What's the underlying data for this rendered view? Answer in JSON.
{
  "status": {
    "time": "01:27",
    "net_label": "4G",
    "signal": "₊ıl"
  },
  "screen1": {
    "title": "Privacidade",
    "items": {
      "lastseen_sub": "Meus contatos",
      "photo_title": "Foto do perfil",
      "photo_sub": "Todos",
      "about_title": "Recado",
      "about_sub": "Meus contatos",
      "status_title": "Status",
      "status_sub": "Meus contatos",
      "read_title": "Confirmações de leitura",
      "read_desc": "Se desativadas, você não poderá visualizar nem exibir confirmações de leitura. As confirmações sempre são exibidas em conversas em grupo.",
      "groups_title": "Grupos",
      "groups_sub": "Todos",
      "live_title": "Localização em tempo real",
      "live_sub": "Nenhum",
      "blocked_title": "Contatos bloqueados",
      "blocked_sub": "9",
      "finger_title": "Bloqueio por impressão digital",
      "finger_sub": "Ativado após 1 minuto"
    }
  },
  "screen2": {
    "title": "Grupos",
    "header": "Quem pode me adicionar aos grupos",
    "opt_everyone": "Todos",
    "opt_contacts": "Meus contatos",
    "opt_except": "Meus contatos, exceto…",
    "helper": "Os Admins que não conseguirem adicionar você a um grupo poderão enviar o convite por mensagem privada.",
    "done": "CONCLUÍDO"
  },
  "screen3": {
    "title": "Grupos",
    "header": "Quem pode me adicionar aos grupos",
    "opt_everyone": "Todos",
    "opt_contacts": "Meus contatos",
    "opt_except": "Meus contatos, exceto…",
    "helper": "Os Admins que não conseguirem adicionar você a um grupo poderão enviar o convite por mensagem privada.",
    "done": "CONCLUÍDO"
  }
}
= = =
Stated exercise = Extract all of the data above and output it character for character.

Solution to the exercise =
What's the underlying data for this rendered view? Answer in JSON.
{
  "status": {
    "time": "01:27",
    "net_label": "4G",
    "signal": "₊ıl"
  },
  "screen1": {
    "title": "Privacidade",
    "items": {
      "lastseen_sub": "Meus contatos",
      "photo_title": "Foto do perfil",
      "photo_sub": "Todos",
      "about_title": "Recado",
      "about_sub": "Meus contatos",
      "status_title": "Status",
      "status_sub": "Meus contatos",
      "read_title": "Confirmações de leitura",
      "read_desc": "Se desativadas, você não poderá visualizar nem exibir confirmações de leitura. As confirmações sempre são exibidas em conversas em grupo.",
      "groups_title": "Grupos",
      "groups_sub": "Todos",
      "live_title": "Localização em tempo real",
      "live_sub": "Nenhum",
      "blocked_title": "Contatos bloqueados",
      "blocked_sub": "9",
      "finger_title": "Bloqueio por impressão digital",
      "finger_sub": "Ativado após 1 minuto"
    }
  },
  "screen2": {
    "title": "Grupos",
    "header": "Quem pode me adicionar aos grupos",
    "opt_everyone": "Todos",
    "opt_contacts": "Meus contatos",
    "opt_except": "Meus contatos, exceto…",
    "helper": "Os Admins que não conseguirem adicionar você a um grupo poderão enviar o convite por mensagem privada.",
    "done": "CONCLUÍDO"
  },
  "screen3": {
    "title": "Grupos",
    "header": "Quem pode me adicionar aos grupos",
    "opt_everyone": "Todos",
    "opt_contacts": "Meus contatos",
    "opt_except": "Meus contatos, exceto…",
    "helper": "Os Admins que não conseguirem adicionar você a um grupo poderão enviar o convite por mensagem privada.",
    "done": "CONCLUÍDO"
  }
}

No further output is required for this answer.